#### [THE EXERCISE]
List, from the lines below, each one with "перевода" in it.

#### [Items listed in a dataset]
+--

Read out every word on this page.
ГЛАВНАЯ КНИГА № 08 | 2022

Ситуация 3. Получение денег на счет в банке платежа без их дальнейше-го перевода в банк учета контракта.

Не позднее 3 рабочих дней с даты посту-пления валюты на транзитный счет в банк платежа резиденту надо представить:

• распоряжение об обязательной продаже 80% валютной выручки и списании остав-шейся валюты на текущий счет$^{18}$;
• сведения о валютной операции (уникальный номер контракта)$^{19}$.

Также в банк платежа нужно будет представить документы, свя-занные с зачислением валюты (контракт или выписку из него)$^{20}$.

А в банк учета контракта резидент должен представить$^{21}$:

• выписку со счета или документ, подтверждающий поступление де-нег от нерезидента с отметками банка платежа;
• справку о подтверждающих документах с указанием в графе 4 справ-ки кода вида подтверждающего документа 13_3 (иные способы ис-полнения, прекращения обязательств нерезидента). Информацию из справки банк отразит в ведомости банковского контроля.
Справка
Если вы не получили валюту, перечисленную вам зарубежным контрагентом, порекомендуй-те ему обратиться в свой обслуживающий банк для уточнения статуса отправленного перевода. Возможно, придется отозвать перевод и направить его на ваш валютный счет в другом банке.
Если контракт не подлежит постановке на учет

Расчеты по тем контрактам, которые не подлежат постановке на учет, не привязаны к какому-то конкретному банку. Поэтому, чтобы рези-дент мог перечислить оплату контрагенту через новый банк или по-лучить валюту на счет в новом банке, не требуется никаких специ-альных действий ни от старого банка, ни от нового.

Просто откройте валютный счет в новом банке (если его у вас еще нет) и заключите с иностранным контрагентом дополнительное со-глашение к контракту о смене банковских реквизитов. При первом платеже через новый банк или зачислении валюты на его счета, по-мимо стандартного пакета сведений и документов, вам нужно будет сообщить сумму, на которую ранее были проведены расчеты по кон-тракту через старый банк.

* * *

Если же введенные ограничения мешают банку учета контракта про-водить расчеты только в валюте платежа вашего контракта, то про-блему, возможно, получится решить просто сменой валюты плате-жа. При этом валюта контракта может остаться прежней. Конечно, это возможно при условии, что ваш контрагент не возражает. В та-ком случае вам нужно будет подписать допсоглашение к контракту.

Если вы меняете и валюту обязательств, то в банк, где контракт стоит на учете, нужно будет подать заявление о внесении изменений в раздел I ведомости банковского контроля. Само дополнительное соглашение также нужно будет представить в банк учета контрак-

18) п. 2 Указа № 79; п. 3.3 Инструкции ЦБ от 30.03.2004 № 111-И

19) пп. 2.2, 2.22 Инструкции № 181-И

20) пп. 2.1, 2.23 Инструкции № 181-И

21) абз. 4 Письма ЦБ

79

+--

#### [CORRECT RESULT]
Ситуация 3. Получение денег на счет в банке платежа без их дальнейше-го перевода в банк учета контракта.
Если вы не получили валюту, перечисленную вам зарубежным контрагентом, порекомендуй-те ему обратиться в свой обслуживающий банк для уточнения статуса отправленного перевода. Возможно, придется отозвать перевод и направить его на ваш валютный счет в другом банке.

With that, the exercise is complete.